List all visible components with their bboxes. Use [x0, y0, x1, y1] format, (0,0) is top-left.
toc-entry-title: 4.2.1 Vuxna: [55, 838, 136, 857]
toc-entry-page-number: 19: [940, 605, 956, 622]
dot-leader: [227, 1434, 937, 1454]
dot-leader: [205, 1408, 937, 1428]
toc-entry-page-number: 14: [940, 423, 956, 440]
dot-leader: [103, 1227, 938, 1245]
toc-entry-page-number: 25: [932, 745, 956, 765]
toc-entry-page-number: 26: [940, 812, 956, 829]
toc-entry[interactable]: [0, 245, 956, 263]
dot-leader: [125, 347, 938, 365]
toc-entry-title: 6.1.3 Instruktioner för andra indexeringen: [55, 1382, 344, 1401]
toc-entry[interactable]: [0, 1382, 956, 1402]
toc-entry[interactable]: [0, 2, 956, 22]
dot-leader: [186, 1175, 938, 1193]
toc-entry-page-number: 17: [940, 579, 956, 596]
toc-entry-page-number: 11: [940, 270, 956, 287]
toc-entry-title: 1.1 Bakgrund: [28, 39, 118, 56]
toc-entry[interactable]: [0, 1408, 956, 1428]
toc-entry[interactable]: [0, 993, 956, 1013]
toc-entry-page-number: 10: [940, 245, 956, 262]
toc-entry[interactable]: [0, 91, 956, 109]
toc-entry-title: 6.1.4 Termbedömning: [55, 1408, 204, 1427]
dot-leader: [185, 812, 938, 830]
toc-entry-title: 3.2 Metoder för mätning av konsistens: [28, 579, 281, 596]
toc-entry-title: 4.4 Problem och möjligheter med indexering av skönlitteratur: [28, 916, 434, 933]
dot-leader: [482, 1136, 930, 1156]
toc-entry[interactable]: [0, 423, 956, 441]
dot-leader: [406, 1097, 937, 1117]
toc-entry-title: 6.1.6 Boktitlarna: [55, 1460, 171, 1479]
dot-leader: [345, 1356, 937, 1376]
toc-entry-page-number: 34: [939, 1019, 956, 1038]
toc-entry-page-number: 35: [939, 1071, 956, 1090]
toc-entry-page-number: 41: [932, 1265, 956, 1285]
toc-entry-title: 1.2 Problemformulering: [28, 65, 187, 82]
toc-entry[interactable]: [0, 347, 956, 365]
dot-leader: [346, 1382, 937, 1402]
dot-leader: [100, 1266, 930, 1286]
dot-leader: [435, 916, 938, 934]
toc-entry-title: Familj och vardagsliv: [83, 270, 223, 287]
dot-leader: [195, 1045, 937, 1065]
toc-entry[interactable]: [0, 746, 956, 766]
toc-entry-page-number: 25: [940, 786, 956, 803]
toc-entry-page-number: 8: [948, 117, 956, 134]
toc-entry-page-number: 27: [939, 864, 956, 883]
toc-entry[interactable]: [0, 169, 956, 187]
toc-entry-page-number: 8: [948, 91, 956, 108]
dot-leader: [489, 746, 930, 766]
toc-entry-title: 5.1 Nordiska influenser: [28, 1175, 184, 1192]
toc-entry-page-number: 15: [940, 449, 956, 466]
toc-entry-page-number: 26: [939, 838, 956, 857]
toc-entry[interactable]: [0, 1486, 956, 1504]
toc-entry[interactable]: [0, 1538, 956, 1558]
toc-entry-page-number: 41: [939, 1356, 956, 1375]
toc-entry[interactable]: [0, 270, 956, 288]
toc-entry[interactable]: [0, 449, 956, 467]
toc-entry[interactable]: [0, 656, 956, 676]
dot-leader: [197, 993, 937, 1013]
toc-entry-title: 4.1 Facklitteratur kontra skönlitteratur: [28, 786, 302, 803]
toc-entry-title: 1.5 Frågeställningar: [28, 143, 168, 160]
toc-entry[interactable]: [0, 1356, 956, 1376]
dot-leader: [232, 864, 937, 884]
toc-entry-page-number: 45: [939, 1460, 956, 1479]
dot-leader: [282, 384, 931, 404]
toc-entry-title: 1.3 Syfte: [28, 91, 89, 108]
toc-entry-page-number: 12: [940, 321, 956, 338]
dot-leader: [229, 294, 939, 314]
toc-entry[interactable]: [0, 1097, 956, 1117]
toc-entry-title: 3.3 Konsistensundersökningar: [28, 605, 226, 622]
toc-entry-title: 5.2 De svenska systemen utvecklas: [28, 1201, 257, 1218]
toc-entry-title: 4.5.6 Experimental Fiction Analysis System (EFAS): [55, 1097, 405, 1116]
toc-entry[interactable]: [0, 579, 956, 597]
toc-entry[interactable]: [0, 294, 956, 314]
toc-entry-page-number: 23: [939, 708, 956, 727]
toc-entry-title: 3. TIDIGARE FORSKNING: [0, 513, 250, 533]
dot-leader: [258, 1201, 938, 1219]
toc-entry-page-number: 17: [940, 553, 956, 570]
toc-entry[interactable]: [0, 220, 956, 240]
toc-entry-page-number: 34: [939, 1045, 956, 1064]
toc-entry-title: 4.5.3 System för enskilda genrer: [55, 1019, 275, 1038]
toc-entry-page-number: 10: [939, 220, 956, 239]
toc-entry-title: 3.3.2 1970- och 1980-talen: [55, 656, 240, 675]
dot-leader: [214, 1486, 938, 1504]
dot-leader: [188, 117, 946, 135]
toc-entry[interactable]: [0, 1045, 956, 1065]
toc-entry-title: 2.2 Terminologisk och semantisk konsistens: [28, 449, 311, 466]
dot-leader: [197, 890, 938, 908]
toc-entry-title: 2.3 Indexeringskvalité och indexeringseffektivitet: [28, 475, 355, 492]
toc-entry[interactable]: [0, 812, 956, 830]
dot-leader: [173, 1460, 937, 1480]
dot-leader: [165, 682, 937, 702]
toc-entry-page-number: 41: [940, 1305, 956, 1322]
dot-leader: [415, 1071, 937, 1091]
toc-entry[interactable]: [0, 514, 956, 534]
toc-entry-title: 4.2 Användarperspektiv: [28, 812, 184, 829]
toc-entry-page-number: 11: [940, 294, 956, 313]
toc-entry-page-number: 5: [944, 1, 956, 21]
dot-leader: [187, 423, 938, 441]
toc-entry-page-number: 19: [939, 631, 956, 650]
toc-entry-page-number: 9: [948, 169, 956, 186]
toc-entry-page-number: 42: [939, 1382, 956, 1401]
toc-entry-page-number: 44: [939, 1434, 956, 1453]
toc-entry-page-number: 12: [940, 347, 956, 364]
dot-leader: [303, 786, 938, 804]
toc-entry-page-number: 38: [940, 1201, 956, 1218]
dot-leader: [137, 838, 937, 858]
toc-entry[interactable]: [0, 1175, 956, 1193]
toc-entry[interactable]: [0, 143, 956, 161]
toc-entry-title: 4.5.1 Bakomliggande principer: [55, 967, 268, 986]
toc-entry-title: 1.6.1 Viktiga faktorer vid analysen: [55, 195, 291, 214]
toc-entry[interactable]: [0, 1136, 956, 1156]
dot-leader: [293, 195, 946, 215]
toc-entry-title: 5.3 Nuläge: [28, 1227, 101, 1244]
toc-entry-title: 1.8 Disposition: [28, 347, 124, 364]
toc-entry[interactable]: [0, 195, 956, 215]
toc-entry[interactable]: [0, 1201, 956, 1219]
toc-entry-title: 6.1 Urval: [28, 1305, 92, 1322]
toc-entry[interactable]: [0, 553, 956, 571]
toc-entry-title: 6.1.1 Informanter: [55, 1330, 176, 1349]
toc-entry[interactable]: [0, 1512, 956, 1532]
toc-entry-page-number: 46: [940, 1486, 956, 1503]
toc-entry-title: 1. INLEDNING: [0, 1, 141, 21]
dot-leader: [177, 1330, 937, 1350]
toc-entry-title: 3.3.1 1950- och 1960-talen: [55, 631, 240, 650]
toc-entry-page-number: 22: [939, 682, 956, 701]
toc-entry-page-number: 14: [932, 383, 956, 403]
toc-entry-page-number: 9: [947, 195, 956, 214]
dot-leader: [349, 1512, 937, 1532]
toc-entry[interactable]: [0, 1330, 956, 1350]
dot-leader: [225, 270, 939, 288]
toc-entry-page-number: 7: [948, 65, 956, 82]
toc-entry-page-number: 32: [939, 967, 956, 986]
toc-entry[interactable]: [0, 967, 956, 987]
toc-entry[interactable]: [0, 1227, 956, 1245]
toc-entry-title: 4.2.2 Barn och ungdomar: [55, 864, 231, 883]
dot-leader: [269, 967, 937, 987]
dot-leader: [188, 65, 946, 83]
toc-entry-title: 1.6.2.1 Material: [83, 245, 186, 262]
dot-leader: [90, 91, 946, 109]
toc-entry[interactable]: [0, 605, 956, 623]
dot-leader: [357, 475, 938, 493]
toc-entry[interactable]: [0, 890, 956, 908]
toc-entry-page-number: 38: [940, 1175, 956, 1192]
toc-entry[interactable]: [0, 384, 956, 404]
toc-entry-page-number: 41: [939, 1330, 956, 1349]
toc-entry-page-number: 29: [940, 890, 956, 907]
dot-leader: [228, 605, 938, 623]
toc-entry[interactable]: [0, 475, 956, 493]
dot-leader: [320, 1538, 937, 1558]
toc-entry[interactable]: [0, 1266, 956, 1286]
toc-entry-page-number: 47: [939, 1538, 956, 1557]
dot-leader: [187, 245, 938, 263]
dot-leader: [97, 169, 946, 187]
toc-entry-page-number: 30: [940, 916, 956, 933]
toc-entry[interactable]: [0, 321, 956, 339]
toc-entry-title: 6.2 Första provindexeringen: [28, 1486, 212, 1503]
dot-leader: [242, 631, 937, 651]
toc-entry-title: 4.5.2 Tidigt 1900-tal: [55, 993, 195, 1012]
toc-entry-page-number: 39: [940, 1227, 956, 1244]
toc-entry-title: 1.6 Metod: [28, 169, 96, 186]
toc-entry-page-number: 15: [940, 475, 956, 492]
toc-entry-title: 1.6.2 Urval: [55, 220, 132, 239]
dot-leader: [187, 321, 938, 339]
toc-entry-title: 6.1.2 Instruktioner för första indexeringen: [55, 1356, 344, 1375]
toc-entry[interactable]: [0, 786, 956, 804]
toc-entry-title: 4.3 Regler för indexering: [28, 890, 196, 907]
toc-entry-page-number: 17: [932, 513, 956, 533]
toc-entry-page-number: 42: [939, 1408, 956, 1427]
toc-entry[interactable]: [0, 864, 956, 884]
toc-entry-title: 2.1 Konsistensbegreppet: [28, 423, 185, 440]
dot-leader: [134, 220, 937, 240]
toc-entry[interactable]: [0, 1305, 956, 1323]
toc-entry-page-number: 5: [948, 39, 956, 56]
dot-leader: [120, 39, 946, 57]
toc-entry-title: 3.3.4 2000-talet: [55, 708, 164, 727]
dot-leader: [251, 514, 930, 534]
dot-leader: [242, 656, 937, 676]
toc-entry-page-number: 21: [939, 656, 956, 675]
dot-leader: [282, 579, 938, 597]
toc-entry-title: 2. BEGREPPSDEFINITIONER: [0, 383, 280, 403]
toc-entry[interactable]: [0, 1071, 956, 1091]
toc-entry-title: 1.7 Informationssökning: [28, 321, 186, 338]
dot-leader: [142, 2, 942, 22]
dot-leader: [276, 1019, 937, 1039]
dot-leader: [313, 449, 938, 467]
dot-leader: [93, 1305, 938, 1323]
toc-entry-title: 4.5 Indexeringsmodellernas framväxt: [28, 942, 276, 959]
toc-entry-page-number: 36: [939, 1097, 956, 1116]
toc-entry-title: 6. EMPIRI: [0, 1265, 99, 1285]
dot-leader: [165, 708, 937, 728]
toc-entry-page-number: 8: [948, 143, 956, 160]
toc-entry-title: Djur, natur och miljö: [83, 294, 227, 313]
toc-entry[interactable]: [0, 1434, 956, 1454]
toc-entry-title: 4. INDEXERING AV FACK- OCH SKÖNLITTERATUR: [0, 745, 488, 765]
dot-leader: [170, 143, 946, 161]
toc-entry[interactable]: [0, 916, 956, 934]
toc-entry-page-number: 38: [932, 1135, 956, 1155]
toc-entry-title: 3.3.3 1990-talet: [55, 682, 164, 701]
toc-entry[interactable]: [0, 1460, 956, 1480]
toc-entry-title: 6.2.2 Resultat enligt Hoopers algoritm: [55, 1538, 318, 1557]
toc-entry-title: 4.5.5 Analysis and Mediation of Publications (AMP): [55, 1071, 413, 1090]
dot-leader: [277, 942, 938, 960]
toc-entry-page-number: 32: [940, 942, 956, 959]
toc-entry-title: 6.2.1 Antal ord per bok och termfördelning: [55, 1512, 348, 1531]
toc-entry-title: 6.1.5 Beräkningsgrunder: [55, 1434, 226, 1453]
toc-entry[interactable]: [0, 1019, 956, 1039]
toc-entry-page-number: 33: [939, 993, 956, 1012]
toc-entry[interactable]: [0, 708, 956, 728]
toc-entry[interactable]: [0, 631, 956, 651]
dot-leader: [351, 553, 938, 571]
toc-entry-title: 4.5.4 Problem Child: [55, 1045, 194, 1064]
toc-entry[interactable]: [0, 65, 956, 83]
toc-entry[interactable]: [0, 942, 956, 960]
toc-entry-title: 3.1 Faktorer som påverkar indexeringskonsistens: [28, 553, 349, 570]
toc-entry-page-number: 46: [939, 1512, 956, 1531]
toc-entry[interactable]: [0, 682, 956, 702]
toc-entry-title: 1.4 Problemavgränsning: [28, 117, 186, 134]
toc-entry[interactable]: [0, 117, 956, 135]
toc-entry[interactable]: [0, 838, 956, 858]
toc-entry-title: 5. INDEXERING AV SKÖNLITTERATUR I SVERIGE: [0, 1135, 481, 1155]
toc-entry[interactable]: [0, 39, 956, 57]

:: EXERCISE REQUIREMENTS ::
Copy out the rows word for word, from the first row through the row containing "dot-leader: [103, 1227, 938, 1245]", both included.

:: EXERCISE ANSWER ::
List all visible components with their bboxes. Use [x0, y0, x1, y1] format, (0,0) is top-left.
toc-entry-title: 4.2.1 Vuxna: [55, 838, 136, 857]
toc-entry-page-number: 19: [940, 605, 956, 622]
dot-leader: [227, 1434, 937, 1454]
dot-leader: [205, 1408, 937, 1428]
toc-entry-page-number: 14: [940, 423, 956, 440]
dot-leader: [103, 1227, 938, 1245]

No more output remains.